[EXERCISE DIRECTIONS]
Type the records out again in full, exactly.

[STORED RECORDS]
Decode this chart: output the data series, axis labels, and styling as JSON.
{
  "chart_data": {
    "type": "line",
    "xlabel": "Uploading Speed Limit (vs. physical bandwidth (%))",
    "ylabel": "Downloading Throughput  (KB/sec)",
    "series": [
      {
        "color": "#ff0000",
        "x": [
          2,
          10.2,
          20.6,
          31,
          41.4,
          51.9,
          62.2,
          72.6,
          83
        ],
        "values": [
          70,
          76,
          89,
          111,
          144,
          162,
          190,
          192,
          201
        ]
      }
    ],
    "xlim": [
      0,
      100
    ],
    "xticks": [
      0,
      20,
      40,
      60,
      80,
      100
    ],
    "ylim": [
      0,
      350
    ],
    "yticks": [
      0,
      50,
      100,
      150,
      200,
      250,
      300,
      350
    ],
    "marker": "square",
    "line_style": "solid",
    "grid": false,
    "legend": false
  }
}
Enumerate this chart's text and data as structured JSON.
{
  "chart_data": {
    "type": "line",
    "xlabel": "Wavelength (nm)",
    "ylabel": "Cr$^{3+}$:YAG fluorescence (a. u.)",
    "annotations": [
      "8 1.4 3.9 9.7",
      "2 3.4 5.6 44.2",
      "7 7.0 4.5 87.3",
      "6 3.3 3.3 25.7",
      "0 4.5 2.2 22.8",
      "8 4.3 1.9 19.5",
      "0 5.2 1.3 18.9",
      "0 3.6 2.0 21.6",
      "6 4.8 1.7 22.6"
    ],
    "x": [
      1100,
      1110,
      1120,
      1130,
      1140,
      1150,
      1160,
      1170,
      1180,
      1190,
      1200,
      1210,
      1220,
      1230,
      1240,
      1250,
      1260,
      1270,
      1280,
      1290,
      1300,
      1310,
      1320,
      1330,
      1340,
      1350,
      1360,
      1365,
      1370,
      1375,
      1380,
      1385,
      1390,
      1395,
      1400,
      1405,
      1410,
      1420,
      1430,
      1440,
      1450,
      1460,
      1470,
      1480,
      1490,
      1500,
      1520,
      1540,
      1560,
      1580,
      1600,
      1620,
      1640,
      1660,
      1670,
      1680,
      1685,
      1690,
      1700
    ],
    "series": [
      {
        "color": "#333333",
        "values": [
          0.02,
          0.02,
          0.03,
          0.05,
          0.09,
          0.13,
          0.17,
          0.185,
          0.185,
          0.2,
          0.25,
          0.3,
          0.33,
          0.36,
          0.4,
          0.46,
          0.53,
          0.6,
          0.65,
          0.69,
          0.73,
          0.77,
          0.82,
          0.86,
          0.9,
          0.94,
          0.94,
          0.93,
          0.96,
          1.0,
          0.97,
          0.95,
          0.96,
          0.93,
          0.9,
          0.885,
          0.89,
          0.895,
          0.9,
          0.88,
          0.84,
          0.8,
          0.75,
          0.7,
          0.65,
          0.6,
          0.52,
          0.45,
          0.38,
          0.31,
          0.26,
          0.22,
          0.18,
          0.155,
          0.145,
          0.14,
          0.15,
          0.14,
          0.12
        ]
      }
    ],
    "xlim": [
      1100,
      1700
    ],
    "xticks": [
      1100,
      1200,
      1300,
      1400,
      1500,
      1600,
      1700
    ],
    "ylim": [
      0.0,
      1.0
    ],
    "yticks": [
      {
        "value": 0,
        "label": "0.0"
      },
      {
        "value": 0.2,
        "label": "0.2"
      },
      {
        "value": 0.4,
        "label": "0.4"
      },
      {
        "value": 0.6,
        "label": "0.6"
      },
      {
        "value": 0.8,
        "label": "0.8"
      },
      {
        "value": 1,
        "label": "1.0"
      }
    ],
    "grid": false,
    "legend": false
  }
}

[ANSWER BELOW]
Decode this chart: output the data series, axis labels, and styling as JSON.
{
  "chart_data": {
    "type": "line",
    "xlabel": "Uploading Speed Limit (vs. physical bandwidth (%))",
    "ylabel": "Downloading Throughput  (KB/sec)",
    "series": [
      {
        "color": "#ff0000",
        "x": [
          2,
          10.2,
          20.6,
          31,
          41.4,
          51.9,
          62.2,
          72.6,
          83
        ],
        "values": [
          70,
          76,
          89,
          111,
          144,
          162,
          190,
          192,
          201
        ]
      }
    ],
    "xlim": [
      0,
      100
    ],
    "xticks": [
      0,
      20,
      40,
      60,
      80,
      100
    ],
    "ylim": [
      0,
      350
    ],
    "yticks": [
      0,
      50,
      100,
      150,
      200,
      250,
      300,
      350
    ],
    "marker": "square",
    "line_style": "solid",
    "grid": false,
    "legend": false
  }
}
Enumerate this chart's text and data as structured JSON.
{
  "chart_data": {
    "type": "line",
    "xlabel": "Wavelength (nm)",
    "ylabel": "Cr$^{3+}$:YAG fluorescence (a. u.)",
    "annotations": [
      "8 1.4 3.9 9.7",
      "2 3.4 5.6 44.2",
      "7 7.0 4.5 87.3",
      "6 3.3 3.3 25.7",
      "0 4.5 2.2 22.8",
      "8 4.3 1.9 19.5",
      "0 5.2 1.3 18.9",
      "0 3.6 2.0 21.6",
      "6 4.8 1.7 22.6"
    ],
    "x": [
      1100,
      1110,
      1120,
      1130,
      1140,
      1150,
      1160,
      1170,
      1180,
      1190,
      1200,
      1210,
      1220,
      1230,
      1240,
      1250,
      1260,
      1270,
      1280,
      1290,
      1300,
      1310,
      1320,
      1330,
      1340,
      1350,
      1360,
      1365,
      1370,
      1375,
      1380,
      1385,
      1390,
      1395,
      1400,
      1405,
      1410,
      1420,
      1430,
      1440,
      1450,
      1460,
      1470,
      1480,
      1490,
      1500,
      1520,
      1540,
      1560,
      1580,
      1600,
      1620,
      1640,
      1660,
      1670,
      1680,
      1685,
      1690,
      1700
    ],
    "series": [
      {
        "color": "#333333",
        "values": [
          0.02,
          0.02,
          0.03,
          0.05,
          0.09,
          0.13,
          0.17,
          0.185,
          0.185,
          0.2,
          0.25,
          0.3,
          0.33,
          0.36,
          0.4,
          0.46,
          0.53,
          0.6,
          0.65,
          0.69,
          0.73,
          0.77,
          0.82,
          0.86,
          0.9,
          0.94,
          0.94,
          0.93,
          0.96,
          1.0,
          0.97,
          0.95,
          0.96,
          0.93,
          0.9,
          0.885,
          0.89,
          0.895,
          0.9,
          0.88,
          0.84,
          0.8,
          0.75,
          0.7,
          0.65,
          0.6,
          0.52,
          0.45,
          0.38,
          0.31,
          0.26,
          0.22,
          0.18,
          0.155,
          0.145,
          0.14,
          0.15,
          0.14,
          0.12
        ]
      }
    ],
    "xlim": [
      1100,
      1700
    ],
    "xticks": [
      1100,
      1200,
      1300,
      1400,
      1500,
      1600,
      1700
    ],
    "ylim": [
      0.0,
      1.0
    ],
    "yticks": [
      {
        "value": 0,
        "label": "0.0"
      },
      {
        "value": 0.2,
        "label": "0.2"
      },
      {
        "value": 0.4,
        "label": "0.4"
      },
      {
        "value": 0.6,
        "label": "0.6"
      },
      {
        "value": 0.8,
        "label": "0.8"
      },
      {
        "value": 1,
        "label": "1.0"
      }
    ],
    "grid": false,
    "legend": false
  }
}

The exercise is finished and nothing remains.